*Task to complete*. Everything in the data should be repeated exactly, save for the images.

◇ ◇ ◇ ◇

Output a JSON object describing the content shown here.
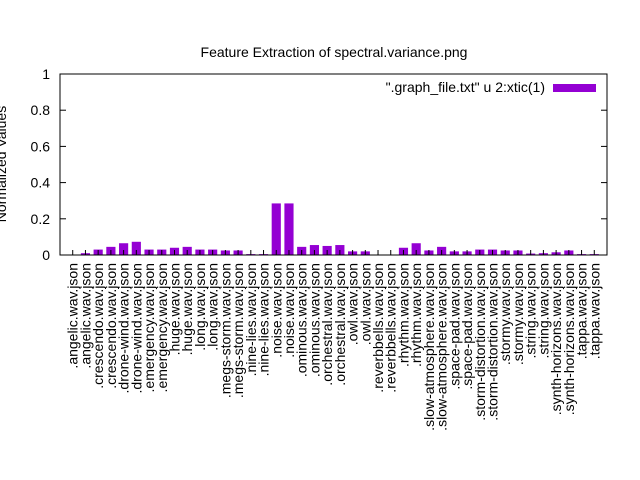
{
  "chart_data": {
    "type": "bar",
    "title": "Feature Extraction of spectral.variance.png",
    "xlabel": "",
    "ylabel": "Normalized Values",
    "ylim": [
      0,
      1
    ],
    "yticks": [
      "0",
      "0.2",
      "0.4",
      "0.6",
      "0.8",
      "1"
    ],
    "color": "#9400d3",
    "legend_position": "top-right",
    "categories": [
      ".angelic.wav.json",
      ".angelic.wav.json",
      ".crescendo.wav.json",
      ".crescendo.wav.json",
      ".drone-wind.wav.json",
      ".drone-wind.wav.json",
      ".emergency.wav.json",
      ".emergency.wav.json",
      ".huge.wav.json",
      ".huge.wav.json",
      ".long.wav.json",
      ".long.wav.json",
      ".megs-storm.wav.json",
      ".megs-storm.wav.json",
      ".nine-lies.wav.json",
      ".nine-lies.wav.json",
      ".noise.wav.json",
      ".noise.wav.json",
      ".ominous.wav.json",
      ".ominous.wav.json",
      ".orchestral.wav.json",
      ".orchestral.wav.json",
      ".owl.wav.json",
      ".owl.wav.json",
      ".reverbbells.wav.json",
      ".reverbbells.wav.json",
      ".rhythm.wav.json",
      ".rhythm.wav.json",
      ".slow-atmosphere.wav.json",
      ".slow-atmosphere.wav.json",
      ".space-pad.wav.json",
      ".space-pad.wav.json",
      ".storm-distortion.wav.json",
      ".storm-distortion.wav.json",
      ".stormy.wav.json",
      ".stormy.wav.json",
      ".string.wav.json",
      ".string.wav.json",
      ".synth-horizons.wav.json",
      ".synth-horizons.wav.json",
      ".tappa.wav.json",
      ".tappa.wav.json"
    ],
    "series": [
      {
        "name": "\".graph_file.txt\" u 2:xtic(1)",
        "values": [
          0.002,
          0.01,
          0.03,
          0.045,
          0.065,
          0.073,
          0.03,
          0.03,
          0.04,
          0.045,
          0.03,
          0.03,
          0.025,
          0.025,
          0.005,
          0.005,
          0.285,
          0.285,
          0.045,
          0.055,
          0.05,
          0.055,
          0.02,
          0.02,
          0.002,
          0.002,
          0.04,
          0.065,
          0.025,
          0.045,
          0.02,
          0.02,
          0.03,
          0.03,
          0.025,
          0.025,
          0.008,
          0.01,
          0.015,
          0.025,
          0.005,
          0.005
        ]
      }
    ]
  }
}
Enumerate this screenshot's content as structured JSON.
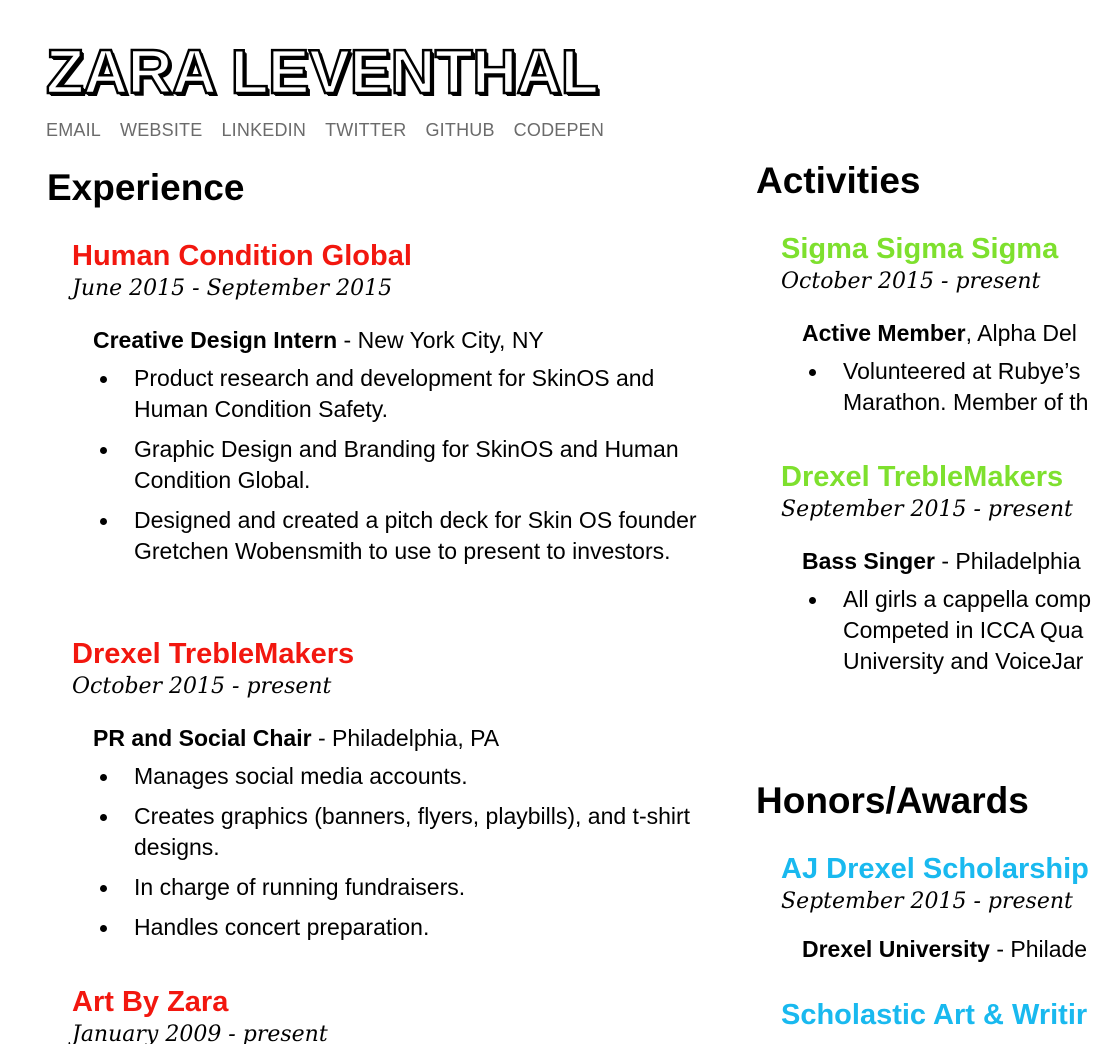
{
  "header": {
    "name": "ZARA LEVENTHAL",
    "links": [
      "EMAIL",
      "WEBSITE",
      "LINKEDIN",
      "TWITTER",
      "GITHUB",
      "CODEPEN"
    ]
  },
  "experience": {
    "title": "Experience",
    "entries": [
      {
        "org": "Human Condition Global",
        "date": "June 2015 - September 2015",
        "role": "Creative Design Intern",
        "location": " - New York City, NY",
        "bullets": [
          "Product research and development for SkinOS and Human Condition Safety.",
          "Graphic Design and Branding for SkinOS and Human Condition Global.",
          "Designed and created a pitch deck for Skin OS founder Gretchen Wobensmith to use to present to investors."
        ]
      },
      {
        "org": "Drexel TrebleMakers",
        "date": "October 2015 - present",
        "role": "PR and Social Chair",
        "location": " - Philadelphia, PA",
        "bullets": [
          "Manages social media accounts.",
          "Creates graphics (banners, flyers, playbills), and t-shirt designs.",
          "In charge of running fundraisers.",
          "Handles concert preparation."
        ]
      },
      {
        "org": "Art By Zara",
        "date": "January 2009 - present"
      }
    ]
  },
  "activities": {
    "title": "Activities",
    "entries": [
      {
        "org": "Sigma Sigma Sigma",
        "date": "October 2015 - present",
        "role": "Active Member",
        "location": ", Alpha Del",
        "bullets": [
          "Volunteered at Rubye’s Marathon. Member of th"
        ]
      },
      {
        "org": "Drexel TrebleMakers",
        "date": "September 2015 - present",
        "role": "Bass Singer",
        "location": " - Philadelphia",
        "bullets": [
          "All girls a cappella comp Competed in ICCA Qua University and VoiceJar"
        ]
      }
    ]
  },
  "honors": {
    "title": "Honors/Awards",
    "entries": [
      {
        "org": "AJ Drexel Scholarship",
        "date": "September 2015 - present",
        "role": "Drexel University",
        "location": " - Philade"
      },
      {
        "org": "Scholastic Art & Writir"
      }
    ]
  },
  "colors": {
    "experience_org": "#f2170f",
    "activities_org": "#7ee02e",
    "honors_org": "#19b9ef",
    "contact_link": "#6b6b6b"
  }
}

◇ ◇ ◇ ◇

*Exercise answer*.
Output a JSON object describing the content shown here.
{
  "chart_data": {
    "type": "bar",
    "title": "Feature Extraction of spectral.variance.png",
    "xlabel": "",
    "ylabel": "Normalized Values",
    "ylim": [
      0,
      1
    ],
    "yticks": [
      "0",
      "0.2",
      "0.4",
      "0.6",
      "0.8",
      "1"
    ],
    "color": "#9400d3",
    "legend_position": "top-right",
    "categories": [
      ".angelic.wav.json",
      ".angelic.wav.json",
      ".crescendo.wav.json",
      ".crescendo.wav.json",
      ".drone-wind.wav.json",
      ".drone-wind.wav.json",
      ".emergency.wav.json",
      ".emergency.wav.json",
      ".huge.wav.json",
      ".huge.wav.json",
      ".long.wav.json",
      ".long.wav.json",
      ".megs-storm.wav.json",
      ".megs-storm.wav.json",
      ".nine-lies.wav.json",
      ".nine-lies.wav.json",
      ".noise.wav.json",
      ".noise.wav.json",
      ".ominous.wav.json",
      ".ominous.wav.json",
      ".orchestral.wav.json",
      ".orchestral.wav.json",
      ".owl.wav.json",
      ".owl.wav.json",
      ".reverbbells.wav.json",
      ".reverbbells.wav.json",
      ".rhythm.wav.json",
      ".rhythm.wav.json",
      ".slow-atmosphere.wav.json",
      ".slow-atmosphere.wav.json",
      ".space-pad.wav.json",
      ".space-pad.wav.json",
      ".storm-distortion.wav.json",
      ".storm-distortion.wav.json",
      ".stormy.wav.json",
      ".stormy.wav.json",
      ".string.wav.json",
      ".string.wav.json",
      ".synth-horizons.wav.json",
      ".synth-horizons.wav.json",
      ".tappa.wav.json",
      ".tappa.wav.json"
    ],
    "series": [
      {
        "name": "\".graph_file.txt\" u 2:xtic(1)",
        "values": [
          0.002,
          0.01,
          0.03,
          0.045,
          0.065,
          0.073,
          0.03,
          0.03,
          0.04,
          0.045,
          0.03,
          0.03,
          0.025,
          0.025,
          0.005,
          0.005,
          0.285,
          0.285,
          0.045,
          0.055,
          0.05,
          0.055,
          0.02,
          0.02,
          0.002,
          0.002,
          0.04,
          0.065,
          0.025,
          0.045,
          0.02,
          0.02,
          0.03,
          0.03,
          0.025,
          0.025,
          0.008,
          0.01,
          0.015,
          0.025,
          0.005,
          0.005
        ]
      }
    ]
  }
}
Enumerate this screenshot's content as structured JSON.
{
  "header": {
    "name": "ZARA LEVENTHAL",
    "links": [
      "EMAIL",
      "WEBSITE",
      "LINKEDIN",
      "TWITTER",
      "GITHUB",
      "CODEPEN"
    ]
  },
  "experience": {
    "title": "Experience",
    "entries": [
      {
        "org": "Human Condition Global",
        "date": "June 2015 - September 2015",
        "role": "Creative Design Intern",
        "location": " - New York City, NY",
        "bullets": [
          "Product research and development for SkinOS and Human Condition Safety.",
          "Graphic Design and Branding for SkinOS and Human Condition Global.",
          "Designed and created a pitch deck for Skin OS founder Gretchen Wobensmith to use to present to investors."
        ]
      },
      {
        "org": "Drexel TrebleMakers",
        "date": "October 2015 - present",
        "role": "PR and Social Chair",
        "location": " - Philadelphia, PA",
        "bullets": [
          "Manages social media accounts.",
          "Creates graphics (banners, flyers, playbills), and t-shirt designs.",
          "In charge of running fundraisers.",
          "Handles concert preparation."
        ]
      },
      {
        "org": "Art By Zara",
        "date": "January 2009 - present"
      }
    ]
  },
  "activities": {
    "title": "Activities",
    "entries": [
      {
        "org": "Sigma Sigma Sigma",
        "date": "October 2015 - present",
        "role": "Active Member",
        "location": ", Alpha Del",
        "bullets": [
          "Volunteered at Rubye’s Marathon. Member of th"
        ]
      },
      {
        "org": "Drexel TrebleMakers",
        "date": "September 2015 - present",
        "role": "Bass Singer",
        "location": " - Philadelphia",
        "bullets": [
          "All girls a cappella comp Competed in ICCA Qua University and VoiceJar"
        ]
      }
    ]
  },
  "honors": {
    "title": "Honors/Awards",
    "entries": [
      {
        "org": "AJ Drexel Scholarship",
        "date": "September 2015 - present",
        "role": "Drexel University",
        "location": " - Philade"
      },
      {
        "org": "Scholastic Art & Writir"
      }
    ]
  },
  "colors": {
    "experience_org": "#f2170f",
    "activities_org": "#7ee02e",
    "honors_org": "#19b9ef",
    "contact_link": "#6b6b6b"
  }
}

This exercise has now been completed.